TASK DESCRIPTION:
From the listing below, extract every line in which the word "电脑鼠走迷宫" appears.

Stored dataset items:
⟨

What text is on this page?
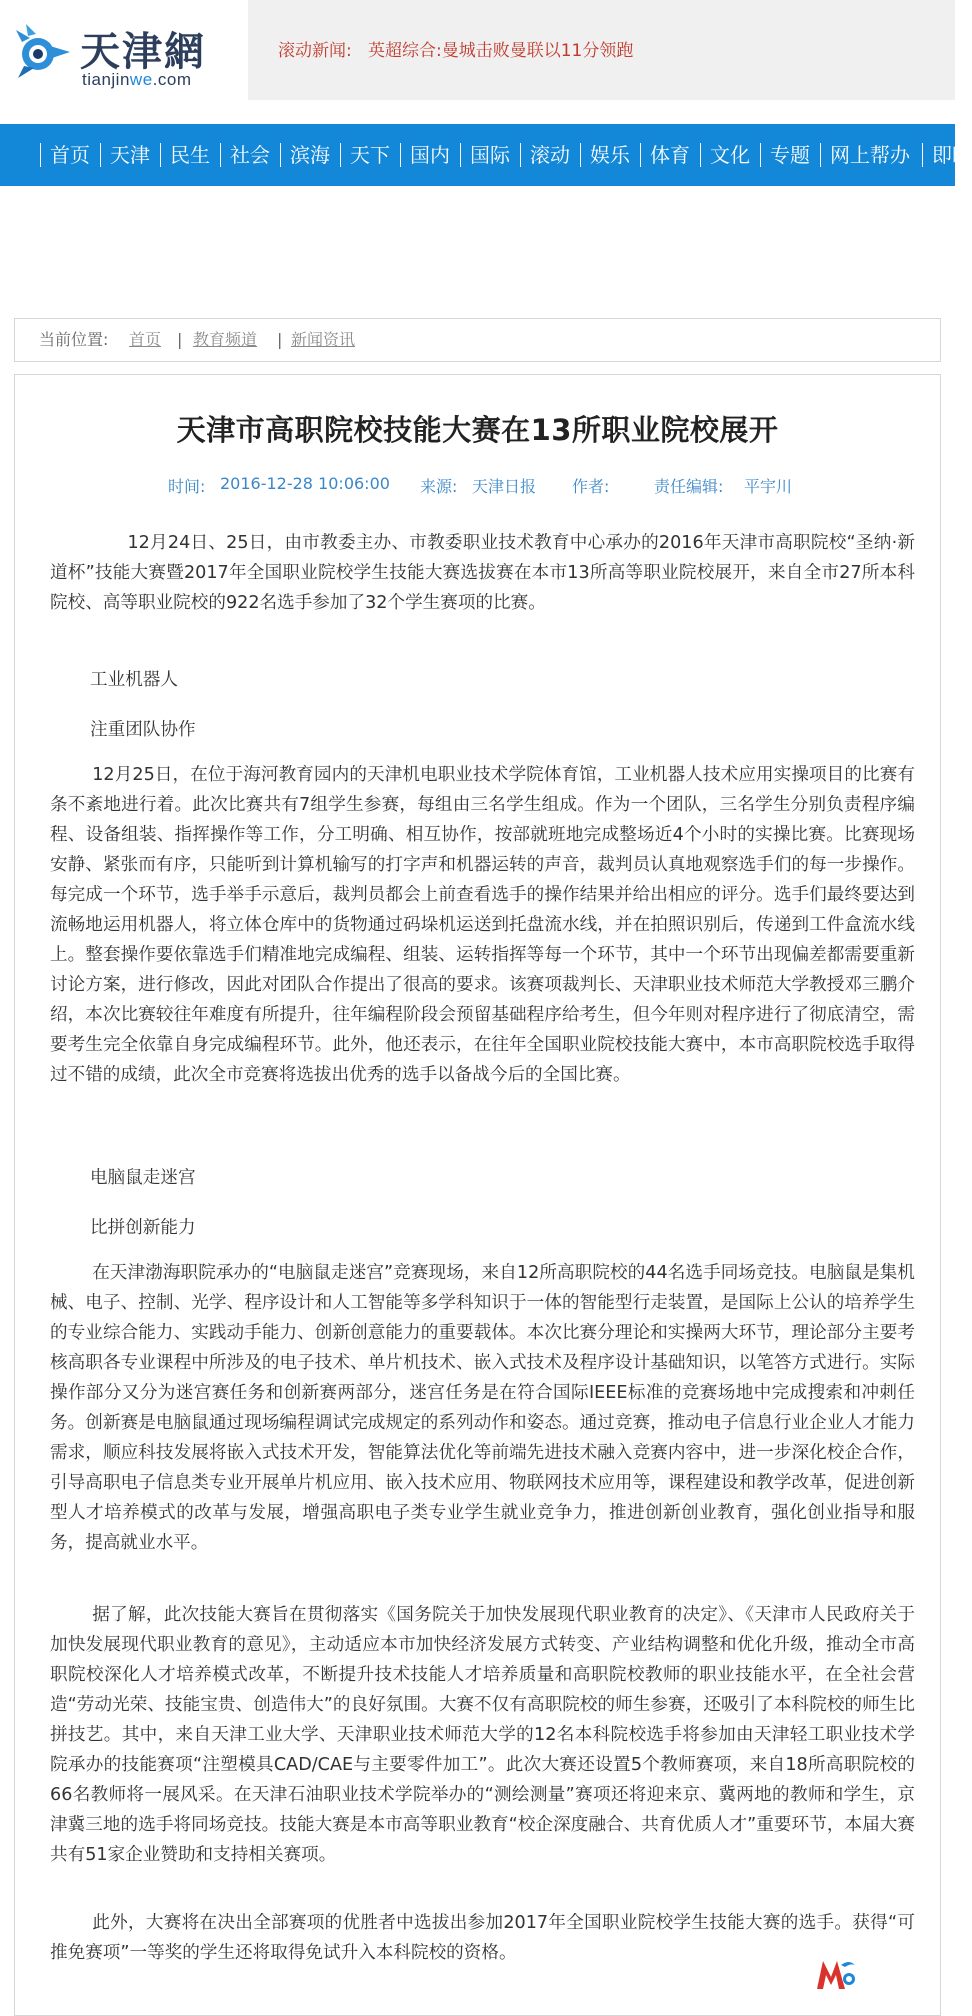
天津網
tianjinwe.com
滚动新闻: 英超综合:曼城击败曼联以11分领跑
首页 天津 民生 社会 滨海 天下 国内 国际 滚动 娱乐 体育 文化 专题 网上帮办 即时
当前位置: 首页 | 教育频道 | 新闻资讯
天津市高职院校技能大赛在13所职业院校展开
时间: 2016-12-28 10:06:00 来源: 天津日报 作者:	责任编辑: 平宇川

12月24日、25日，由市教委主办、市教委职业技术教育中心承办的2016年天津市高职院校“圣纳·新道杯”技能大赛暨2017年全国职业院校学生技能大赛选拔赛在本市13所高等职业院校展开，来自全市27所本科院校、高等职业院校的922名选手参加了32个学生赛项的比赛。

工业机器人
注重团队协作

12月25日，在位于海河教育园内的天津机电职业技术学院体育馆，工业机器人技术应用实操项目的比赛有条不紊地进行着。此次比赛共有7组学生参赛，每组由三名学生组成。作为一个团队，三名学生分别负责程序编程、设备组装、指挥操作等工作，分工明确、相互协作，按部就班地完成整场近4个小时的实操比赛。比赛现场安静、紧张而有序，只能听到计算机输写的打字声和机器运转的声音，裁判员认真地观察选手们的每一步操作。每完成一个环节，选手举手示意后，裁判员都会上前查看选手的操作结果并给出相应的评分。选手们最终要达到流畅地运用机器人，将立体仓库中的货物通过码垛机运送到托盘流水线，并在拍照识别后，传递到工件盒流水线上。整套操作要依靠选手们精准地完成编程、组装、运转指挥等每一个环节，其中一个环节出现偏差都需要重新讨论方案，进行修改，因此对团队合作提出了很高的要求。该赛项裁判长、天津职业技术师范大学教授邓三鹏介绍，本次比赛较往年难度有所提升，往年编程阶段会预留基础程序给考生，但今年则对程序进行了彻底清空，需要考生完全依靠自身完成编程环节。此外，他还表示，在往年全国职业院校技能大赛中，本市高职院校选手取得过不错的成绩，此次全市竞赛将选拔出优秀的选手以备战今后的全国比赛。

电脑鼠走迷宫
比拼创新能力

在天津渤海职院承办的“电脑鼠走迷宫”竞赛现场，来自12所高职院校的44名选手同场竞技。电脑鼠是集机械、电子、控制、光学、程序设计和人工智能等多学科知识于一体的智能型行走装置，是国际上公认的培养学生的专业综合能力、实践动手能力、创新创意能力的重要载体。本次比赛分理论和实操两大环节，理论部分主要考核高职各专业课程中所涉及的电子技术、单片机技术、嵌入式技术及程序设计基础知识，以笔答方式进行。实际操作部分又分为迷宫赛任务和创新赛两部分，迷宫任务是在符合国际IEEE标准的竞赛场地中完成搜索和冲刺任务。创新赛是电脑鼠通过现场编程调试完成规定的系列动作和姿态。通过竞赛，推动电子信息行业企业人才能力需求，顺应科技发展将嵌入式技术开发，智能算法优化等前端先进技术融入竞赛内容中，进一步深化校企合作，引导高职电子信息类专业开展单片机应用、嵌入技术应用、物联网技术应用等，课程建设和教学改革，促进创新型人才培养模式的改革与发展，增强高职电子类专业学生就业竞争力，推进创新创业教育，强化创业指导和服务，提高就业水平。

据了解，此次技能大赛旨在贯彻落实《国务院关于加快发展现代职业教育的决定》、《天津市人民政府关于加快发展现代职业教育的意见》，主动适应本市加快经济发展方式转变、产业结构调整和优化升级，推动全市高职院校深化人才培养模式改革，不断提升技术技能人才培养质量和高职院校教师的职业技能水平，在全社会营造“劳动光荣、技能宝贵、创造伟大”的良好氛围。大赛不仅有高职院校的师生参赛，还吸引了本科院校的师生比拼技艺。其中，来自天津工业大学、天津职业技术师范大学的12名本科院校选手将参加由天津轻工职业技术学院承办的技能赛项“注塑模具CAD/CAE与主要零件加工”。此次大赛还设置5个教师赛项，来自18所高职院校的66名教师将一展风采。在天津石油职业技术学院举办的“测绘测量”赛项还将迎来京、冀两地的教师和学生，京津冀三地的选手将同场竞技。技能大赛是本市高等职业教育“校企深度融合、共育优质人才”重要环节，本届大赛共有51家企业赞助和支持相关赛项。

此外，大赛将在决出全部赛项的优胜者中选拔出参加2017年全国职业院校学生技能大赛的选手。获得“可推免赛项”一等奖的学生还将取得免试升入本科院校的资格。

⟩

RESULT OF THE EXERCISE:
电脑鼠走迷宫
在天津渤海职院承办的“电脑鼠走迷宫”竞赛现场，来自12所高职院校的44名选手同场竞技。电脑鼠是集机械、电子、控制、光学、程序设计和人工智能等多学科知识于一体的智能型行走装置，是国际上公认的培养学生的专业综合能力、实践动手能力、创新创意能力的重要载体。本次比赛分理论和实操两大环节，理论部分主要考核高职各专业课程中所涉及的电子技术、单片机技术、嵌入式技术及程序设计基础知识，以笔答方式进行。实际操作部分又分为迷宫赛任务和创新赛两部分，迷宫任务是在符合国际IEEE标准的竞赛场地中完成搜索和冲刺任务。创新赛是电脑鼠通过现场编程调试完成规定的系列动作和姿态。通过竞赛，推动电子信息行业企业人才能力需求，顺应科技发展将嵌入式技术开发，智能算法优化等前端先进技术融入竞赛内容中，进一步深化校企合作，引导高职电子信息类专业开展单片机应用、嵌入技术应用、物联网技术应用等，课程建设和教学改革，促进创新型人才培养模式的改革与发展，增强高职电子类专业学生就业竞争力，推进创新创业教育，强化创业指导和服务，提高就业水平。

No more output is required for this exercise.